> [Goal]: Print the listing below exactly.
· · · ·
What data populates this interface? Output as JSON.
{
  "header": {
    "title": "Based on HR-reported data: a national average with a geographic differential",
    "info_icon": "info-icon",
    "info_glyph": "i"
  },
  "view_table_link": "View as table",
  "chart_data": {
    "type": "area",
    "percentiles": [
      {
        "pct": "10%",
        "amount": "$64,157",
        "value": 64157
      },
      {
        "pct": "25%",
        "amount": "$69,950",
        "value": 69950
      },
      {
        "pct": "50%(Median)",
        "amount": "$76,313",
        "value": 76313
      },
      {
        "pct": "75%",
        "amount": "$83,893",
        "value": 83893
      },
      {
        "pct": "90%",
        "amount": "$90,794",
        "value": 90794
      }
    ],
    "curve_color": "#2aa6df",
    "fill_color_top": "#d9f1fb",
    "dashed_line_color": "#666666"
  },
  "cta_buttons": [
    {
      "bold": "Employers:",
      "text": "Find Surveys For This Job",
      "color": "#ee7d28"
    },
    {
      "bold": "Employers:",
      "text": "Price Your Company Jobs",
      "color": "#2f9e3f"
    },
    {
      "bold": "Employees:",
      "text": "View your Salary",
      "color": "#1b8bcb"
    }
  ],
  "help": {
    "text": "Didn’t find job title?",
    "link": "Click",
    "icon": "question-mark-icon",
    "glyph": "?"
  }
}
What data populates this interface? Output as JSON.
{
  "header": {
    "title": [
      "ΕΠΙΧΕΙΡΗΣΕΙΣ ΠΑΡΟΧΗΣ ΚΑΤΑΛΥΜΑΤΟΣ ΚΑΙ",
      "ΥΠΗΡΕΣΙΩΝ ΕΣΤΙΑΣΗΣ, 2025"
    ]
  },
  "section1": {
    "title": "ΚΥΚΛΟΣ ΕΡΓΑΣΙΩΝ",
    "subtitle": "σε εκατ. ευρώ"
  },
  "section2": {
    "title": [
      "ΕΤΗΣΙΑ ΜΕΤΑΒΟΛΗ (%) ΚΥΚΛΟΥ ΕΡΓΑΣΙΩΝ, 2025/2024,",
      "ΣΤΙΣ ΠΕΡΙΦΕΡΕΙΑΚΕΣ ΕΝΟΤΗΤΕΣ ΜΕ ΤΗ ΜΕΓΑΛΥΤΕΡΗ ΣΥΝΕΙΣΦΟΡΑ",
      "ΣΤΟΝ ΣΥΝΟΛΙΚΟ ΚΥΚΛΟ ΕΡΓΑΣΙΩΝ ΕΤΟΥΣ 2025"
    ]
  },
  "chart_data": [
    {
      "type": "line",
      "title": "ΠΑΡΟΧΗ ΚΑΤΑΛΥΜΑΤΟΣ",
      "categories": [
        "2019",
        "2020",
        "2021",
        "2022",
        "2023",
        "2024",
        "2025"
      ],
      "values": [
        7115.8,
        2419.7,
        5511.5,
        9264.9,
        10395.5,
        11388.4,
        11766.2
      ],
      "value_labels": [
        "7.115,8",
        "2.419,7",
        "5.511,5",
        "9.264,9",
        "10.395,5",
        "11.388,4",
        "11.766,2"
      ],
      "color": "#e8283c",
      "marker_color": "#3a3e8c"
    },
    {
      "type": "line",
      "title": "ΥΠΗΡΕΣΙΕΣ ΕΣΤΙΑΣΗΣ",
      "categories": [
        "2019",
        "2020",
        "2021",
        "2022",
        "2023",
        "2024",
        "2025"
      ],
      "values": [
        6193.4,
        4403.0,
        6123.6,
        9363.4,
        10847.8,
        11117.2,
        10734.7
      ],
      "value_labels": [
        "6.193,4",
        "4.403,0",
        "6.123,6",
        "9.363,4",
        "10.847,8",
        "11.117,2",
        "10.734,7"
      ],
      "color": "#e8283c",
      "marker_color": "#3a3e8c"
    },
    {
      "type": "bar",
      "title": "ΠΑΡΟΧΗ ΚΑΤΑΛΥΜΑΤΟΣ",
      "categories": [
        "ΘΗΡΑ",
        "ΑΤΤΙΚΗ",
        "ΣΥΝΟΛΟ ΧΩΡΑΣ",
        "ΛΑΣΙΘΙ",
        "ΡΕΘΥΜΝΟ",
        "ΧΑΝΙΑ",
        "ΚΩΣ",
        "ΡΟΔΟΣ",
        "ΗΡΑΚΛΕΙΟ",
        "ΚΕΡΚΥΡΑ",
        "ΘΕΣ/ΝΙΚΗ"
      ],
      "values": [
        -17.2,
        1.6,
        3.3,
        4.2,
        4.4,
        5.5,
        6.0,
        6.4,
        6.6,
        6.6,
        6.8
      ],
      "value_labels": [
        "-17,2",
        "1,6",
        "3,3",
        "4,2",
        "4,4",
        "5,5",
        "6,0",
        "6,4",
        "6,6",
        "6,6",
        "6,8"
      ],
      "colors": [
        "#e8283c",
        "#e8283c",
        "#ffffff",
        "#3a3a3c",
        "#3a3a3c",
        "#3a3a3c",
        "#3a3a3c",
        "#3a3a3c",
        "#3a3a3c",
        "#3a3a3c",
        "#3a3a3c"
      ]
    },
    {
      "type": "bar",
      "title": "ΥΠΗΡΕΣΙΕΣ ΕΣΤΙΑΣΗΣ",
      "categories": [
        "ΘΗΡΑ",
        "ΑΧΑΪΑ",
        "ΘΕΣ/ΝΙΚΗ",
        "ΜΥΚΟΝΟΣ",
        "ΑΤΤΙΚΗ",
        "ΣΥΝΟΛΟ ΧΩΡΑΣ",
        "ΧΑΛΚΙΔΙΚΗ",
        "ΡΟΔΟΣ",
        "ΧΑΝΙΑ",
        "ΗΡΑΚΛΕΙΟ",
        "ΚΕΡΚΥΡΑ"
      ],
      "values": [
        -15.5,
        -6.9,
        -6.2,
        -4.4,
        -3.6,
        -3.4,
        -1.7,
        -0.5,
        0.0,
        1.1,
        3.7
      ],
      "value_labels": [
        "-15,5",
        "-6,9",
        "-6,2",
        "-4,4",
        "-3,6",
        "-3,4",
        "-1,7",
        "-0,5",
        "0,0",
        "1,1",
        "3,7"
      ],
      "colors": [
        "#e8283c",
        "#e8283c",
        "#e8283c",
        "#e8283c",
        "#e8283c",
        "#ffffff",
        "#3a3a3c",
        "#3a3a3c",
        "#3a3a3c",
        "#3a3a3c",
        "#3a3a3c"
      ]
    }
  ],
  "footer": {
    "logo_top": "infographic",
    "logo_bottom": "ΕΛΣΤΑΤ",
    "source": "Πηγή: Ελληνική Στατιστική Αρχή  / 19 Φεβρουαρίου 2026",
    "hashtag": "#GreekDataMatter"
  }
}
· · · ·
> [The output]:
What data populates this interface? Output as JSON.
{
  "header": {
    "title": "Based on HR-reported data: a national average with a geographic differential",
    "info_icon": "info-icon",
    "info_glyph": "i"
  },
  "view_table_link": "View as table",
  "chart_data": {
    "type": "area",
    "percentiles": [
      {
        "pct": "10%",
        "amount": "$64,157",
        "value": 64157
      },
      {
        "pct": "25%",
        "amount": "$69,950",
        "value": 69950
      },
      {
        "pct": "50%(Median)",
        "amount": "$76,313",
        "value": 76313
      },
      {
        "pct": "75%",
        "amount": "$83,893",
        "value": 83893
      },
      {
        "pct": "90%",
        "amount": "$90,794",
        "value": 90794
      }
    ],
    "curve_color": "#2aa6df",
    "fill_color_top": "#d9f1fb",
    "dashed_line_color": "#666666"
  },
  "cta_buttons": [
    {
      "bold": "Employers:",
      "text": "Find Surveys For This Job",
      "color": "#ee7d28"
    },
    {
      "bold": "Employers:",
      "text": "Price Your Company Jobs",
      "color": "#2f9e3f"
    },
    {
      "bold": "Employees:",
      "text": "View your Salary",
      "color": "#1b8bcb"
    }
  ],
  "help": {
    "text": "Didn’t find job title?",
    "link": "Click",
    "icon": "question-mark-icon",
    "glyph": "?"
  }
}
What data populates this interface? Output as JSON.
{
  "header": {
    "title": [
      "ΕΠΙΧΕΙΡΗΣΕΙΣ ΠΑΡΟΧΗΣ ΚΑΤΑΛΥΜΑΤΟΣ ΚΑΙ",
      "ΥΠΗΡΕΣΙΩΝ ΕΣΤΙΑΣΗΣ, 2025"
    ]
  },
  "section1": {
    "title": "ΚΥΚΛΟΣ ΕΡΓΑΣΙΩΝ",
    "subtitle": "σε εκατ. ευρώ"
  },
  "section2": {
    "title": [
      "ΕΤΗΣΙΑ ΜΕΤΑΒΟΛΗ (%) ΚΥΚΛΟΥ ΕΡΓΑΣΙΩΝ, 2025/2024,",
      "ΣΤΙΣ ΠΕΡΙΦΕΡΕΙΑΚΕΣ ΕΝΟΤΗΤΕΣ ΜΕ ΤΗ ΜΕΓΑΛΥΤΕΡΗ ΣΥΝΕΙΣΦΟΡΑ",
      "ΣΤΟΝ ΣΥΝΟΛΙΚΟ ΚΥΚΛΟ ΕΡΓΑΣΙΩΝ ΕΤΟΥΣ 2025"
    ]
  },
  "chart_data": [
    {
      "type": "line",
      "title": "ΠΑΡΟΧΗ ΚΑΤΑΛΥΜΑΤΟΣ",
      "categories": [
        "2019",
        "2020",
        "2021",
        "2022",
        "2023",
        "2024",
        "2025"
      ],
      "values": [
        7115.8,
        2419.7,
        5511.5,
        9264.9,
        10395.5,
        11388.4,
        11766.2
      ],
      "value_labels": [
        "7.115,8",
        "2.419,7",
        "5.511,5",
        "9.264,9",
        "10.395,5",
        "11.388,4",
        "11.766,2"
      ],
      "color": "#e8283c",
      "marker_color": "#3a3e8c"
    },
    {
      "type": "line",
      "title": "ΥΠΗΡΕΣΙΕΣ ΕΣΤΙΑΣΗΣ",
      "categories": [
        "2019",
        "2020",
        "2021",
        "2022",
        "2023",
        "2024",
        "2025"
      ],
      "values": [
        6193.4,
        4403.0,
        6123.6,
        9363.4,
        10847.8,
        11117.2,
        10734.7
      ],
      "value_labels": [
        "6.193,4",
        "4.403,0",
        "6.123,6",
        "9.363,4",
        "10.847,8",
        "11.117,2",
        "10.734,7"
      ],
      "color": "#e8283c",
      "marker_color": "#3a3e8c"
    },
    {
      "type": "bar",
      "title": "ΠΑΡΟΧΗ ΚΑΤΑΛΥΜΑΤΟΣ",
      "categories": [
        "ΘΗΡΑ",
        "ΑΤΤΙΚΗ",
        "ΣΥΝΟΛΟ ΧΩΡΑΣ",
        "ΛΑΣΙΘΙ",
        "ΡΕΘΥΜΝΟ",
        "ΧΑΝΙΑ",
        "ΚΩΣ",
        "ΡΟΔΟΣ",
        "ΗΡΑΚΛΕΙΟ",
        "ΚΕΡΚΥΡΑ",
        "ΘΕΣ/ΝΙΚΗ"
      ],
      "values": [
        -17.2,
        1.6,
        3.3,
        4.2,
        4.4,
        5.5,
        6.0,
        6.4,
        6.6,
        6.6,
        6.8
      ],
      "value_labels": [
        "-17,2",
        "1,6",
        "3,3",
        "4,2",
        "4,4",
        "5,5",
        "6,0",
        "6,4",
        "6,6",
        "6,6",
        "6,8"
      ],
      "colors": [
        "#e8283c",
        "#e8283c",
        "#ffffff",
        "#3a3a3c",
        "#3a3a3c",
        "#3a3a3c",
        "#3a3a3c",
        "#3a3a3c",
        "#3a3a3c",
        "#3a3a3c",
        "#3a3a3c"
      ]
    },
    {
      "type": "bar",
      "title": "ΥΠΗΡΕΣΙΕΣ ΕΣΤΙΑΣΗΣ",
      "categories": [
        "ΘΗΡΑ",
        "ΑΧΑΪΑ",
        "ΘΕΣ/ΝΙΚΗ",
        "ΜΥΚΟΝΟΣ",
        "ΑΤΤΙΚΗ",
        "ΣΥΝΟΛΟ ΧΩΡΑΣ",
        "ΧΑΛΚΙΔΙΚΗ",
        "ΡΟΔΟΣ",
        "ΧΑΝΙΑ",
        "ΗΡΑΚΛΕΙΟ",
        "ΚΕΡΚΥΡΑ"
      ],
      "values": [
        -15.5,
        -6.9,
        -6.2,
        -4.4,
        -3.6,
        -3.4,
        -1.7,
        -0.5,
        0.0,
        1.1,
        3.7
      ],
      "value_labels": [
        "-15,5",
        "-6,9",
        "-6,2",
        "-4,4",
        "-3,6",
        "-3,4",
        "-1,7",
        "-0,5",
        "0,0",
        "1,1",
        "3,7"
      ],
      "colors": [
        "#e8283c",
        "#e8283c",
        "#e8283c",
        "#e8283c",
        "#e8283c",
        "#ffffff",
        "#3a3a3c",
        "#3a3a3c",
        "#3a3a3c",
        "#3a3a3c",
        "#3a3a3c"
      ]
    }
  ],
  "footer": {
    "logo_top": "infographic",
    "logo_bottom": "ΕΛΣΤΑΤ",
    "source": "Πηγή: Ελληνική Στατιστική Αρχή  / 19 Φεβρουαρίου 2026",
    "hashtag": "#GreekDataMatter"
  }
}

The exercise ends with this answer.